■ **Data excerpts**
___

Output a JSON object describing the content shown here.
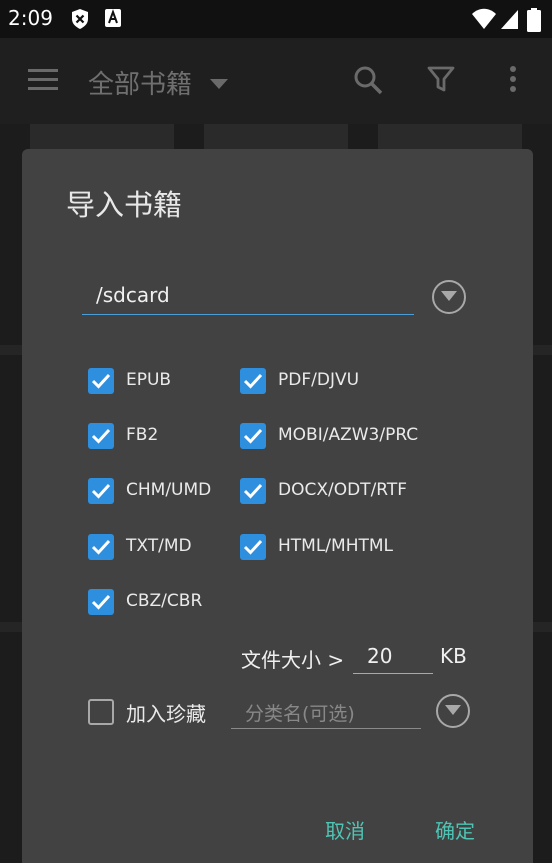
{
  "status_bar": {
    "time": "2:09"
  },
  "app_bar": {
    "title": "全部书籍"
  },
  "dialog": {
    "title": "导入书籍",
    "path_value": "/sdcard",
    "formats": [
      {
        "label": "EPUB",
        "checked": true
      },
      {
        "label": "PDF/DJVU",
        "checked": true
      },
      {
        "label": "FB2",
        "checked": true
      },
      {
        "label": "MOBI/AZW3/PRC",
        "checked": true
      },
      {
        "label": "CHM/UMD",
        "checked": true
      },
      {
        "label": "DOCX/ODT/RTF",
        "checked": true
      },
      {
        "label": "TXT/MD",
        "checked": true
      },
      {
        "label": "HTML/MHTML",
        "checked": true
      },
      {
        "label": "CBZ/CBR",
        "checked": true
      }
    ],
    "file_size_label": "文件大小 >",
    "file_size_value": "20",
    "file_size_unit": "KB",
    "add_to_favorites_label": "加入珍藏",
    "add_to_favorites_checked": false,
    "category_placeholder": "分类名(可选)",
    "cancel_label": "取消",
    "ok_label": "确定"
  },
  "colors": {
    "accent": "#2f8fdf",
    "button_text": "#4fc4b4",
    "dialog_bg": "#424242"
  }
}
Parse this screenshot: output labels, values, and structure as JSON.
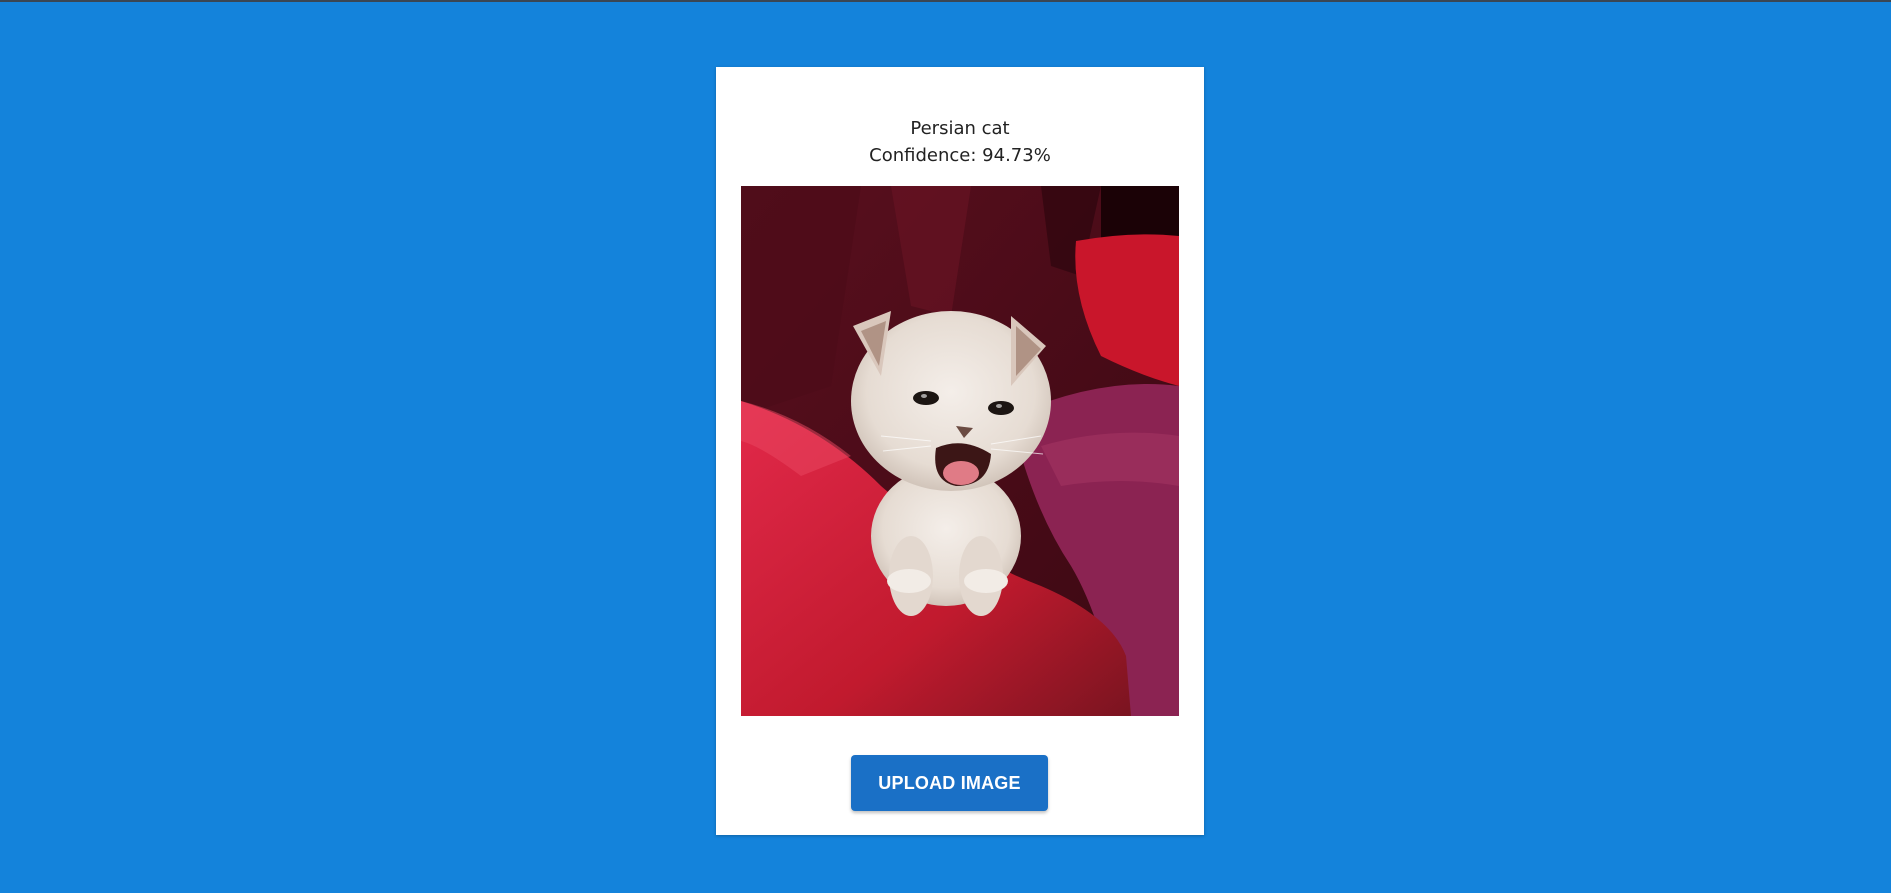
{
  "prediction": {
    "label": "Persian cat",
    "confidence_text": "Confidence: 94.73%"
  },
  "image": {
    "subject": "kitten-photo"
  },
  "upload": {
    "button_label": "UPLOAD IMAGE"
  },
  "colors": {
    "background": "#1483db",
    "card": "#ffffff",
    "button": "#1a70c6",
    "button_text": "#ffffff"
  }
}
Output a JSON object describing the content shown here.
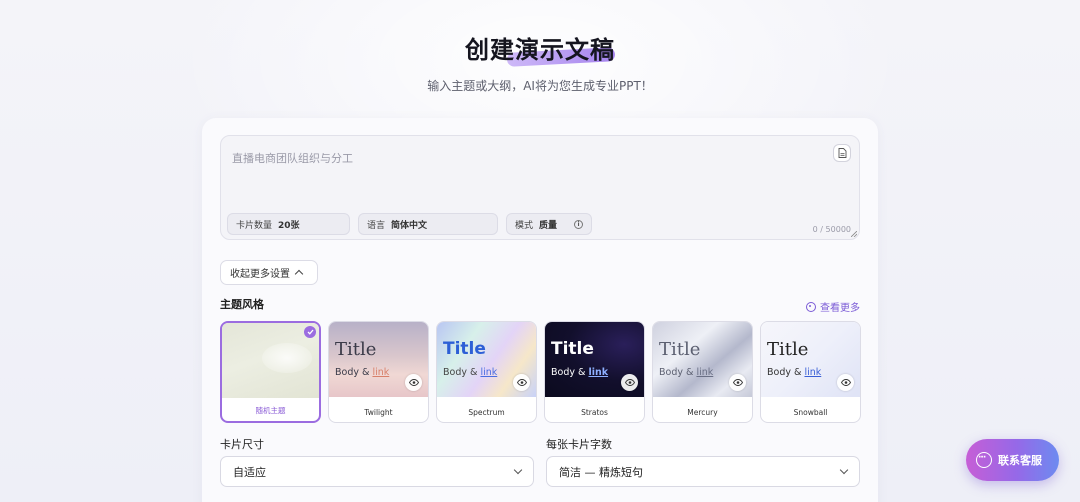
{
  "hero": {
    "title": "创建演示文稿",
    "subtitle": "输入主题或大纲，AI将为您生成专业PPT！"
  },
  "prompt": {
    "value": "直播电商团队组织与分工",
    "counter": "0 / 50000",
    "chips": {
      "cards_label": "卡片数量",
      "cards_value": "20张",
      "lang_label": "语言",
      "lang_value": "简体中文",
      "mode_label": "模式",
      "mode_value": "质量"
    }
  },
  "settings": {
    "collapse_label": "收起更多设置",
    "theme_section": "主题风格",
    "see_more": "查看更多",
    "card_size_label": "卡片尺寸",
    "card_size_value": "自适应",
    "words_label": "每张卡片字数",
    "words_value": "简洁 — 精炼短句"
  },
  "themes": [
    {
      "name": "随机主题",
      "selected": true
    },
    {
      "name": "Twilight",
      "title": "Title",
      "body": "Body &",
      "link": "link"
    },
    {
      "name": "Spectrum",
      "title": "Title",
      "body": "Body &",
      "link": "link"
    },
    {
      "name": "Stratos",
      "title": "Title",
      "body": "Body &",
      "link": "link"
    },
    {
      "name": "Mercury",
      "title": "Title",
      "body": "Body &",
      "link": "link"
    },
    {
      "name": "Snowball",
      "title": "Title",
      "body": "Body &",
      "link": "link"
    }
  ],
  "support": {
    "label": "联系客服"
  },
  "colors": {
    "accent": "#9b6ce0",
    "link": "#7b5bd6"
  }
}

___

■ **What is being asked**
Each entry above is to be written out again unchanged, apart from the pictures, which are left out.

■ **Response to the exercise**
Output a JSON object describing the content shown here.
{
  "status_bar": {
    "time": "2:09"
  },
  "app_bar": {
    "title": "全部书籍"
  },
  "dialog": {
    "title": "导入书籍",
    "path_value": "/sdcard",
    "formats": [
      {
        "label": "EPUB",
        "checked": true
      },
      {
        "label": "PDF/DJVU",
        "checked": true
      },
      {
        "label": "FB2",
        "checked": true
      },
      {
        "label": "MOBI/AZW3/PRC",
        "checked": true
      },
      {
        "label": "CHM/UMD",
        "checked": true
      },
      {
        "label": "DOCX/ODT/RTF",
        "checked": true
      },
      {
        "label": "TXT/MD",
        "checked": true
      },
      {
        "label": "HTML/MHTML",
        "checked": true
      },
      {
        "label": "CBZ/CBR",
        "checked": true
      }
    ],
    "file_size_label": "文件大小 >",
    "file_size_value": "20",
    "file_size_unit": "KB",
    "add_to_favorites_label": "加入珍藏",
    "add_to_favorites_checked": false,
    "category_placeholder": "分类名(可选)",
    "cancel_label": "取消",
    "ok_label": "确定"
  },
  "colors": {
    "accent": "#2f8fdf",
    "button_text": "#4fc4b4",
    "dialog_bg": "#424242"
  }
}
Parse this screenshot: output labels, values, and structure as JSON.
{
  "prediction": {
    "label": "Persian cat",
    "confidence_text": "Confidence: 94.73%"
  },
  "image": {
    "subject": "kitten-photo"
  },
  "upload": {
    "button_label": "UPLOAD IMAGE"
  },
  "colors": {
    "background": "#1483db",
    "card": "#ffffff",
    "button": "#1a70c6",
    "button_text": "#ffffff"
  }
}
Output a JSON object describing the content shown here.
{
  "hero": {
    "title": "创建演示文稿",
    "subtitle": "输入主题或大纲，AI将为您生成专业PPT！"
  },
  "prompt": {
    "value": "直播电商团队组织与分工",
    "counter": "0 / 50000",
    "chips": {
      "cards_label": "卡片数量",
      "cards_value": "20张",
      "lang_label": "语言",
      "lang_value": "简体中文",
      "mode_label": "模式",
      "mode_value": "质量"
    }
  },
  "settings": {
    "collapse_label": "收起更多设置",
    "theme_section": "主题风格",
    "see_more": "查看更多",
    "card_size_label": "卡片尺寸",
    "card_size_value": "自适应",
    "words_label": "每张卡片字数",
    "words_value": "简洁 — 精炼短句"
  },
  "themes": [
    {
      "name": "随机主题",
      "selected": true
    },
    {
      "name": "Twilight",
      "title": "Title",
      "body": "Body &",
      "link": "link"
    },
    {
      "name": "Spectrum",
      "title": "Title",
      "body": "Body &",
      "link": "link"
    },
    {
      "name": "Stratos",
      "title": "Title",
      "body": "Body &",
      "link": "link"
    },
    {
      "name": "Mercury",
      "title": "Title",
      "body": "Body &",
      "link": "link"
    },
    {
      "name": "Snowball",
      "title": "Title",
      "body": "Body &",
      "link": "link"
    }
  ],
  "support": {
    "label": "联系客服"
  },
  "colors": {
    "accent": "#9b6ce0",
    "link": "#7b5bd6"
  }
}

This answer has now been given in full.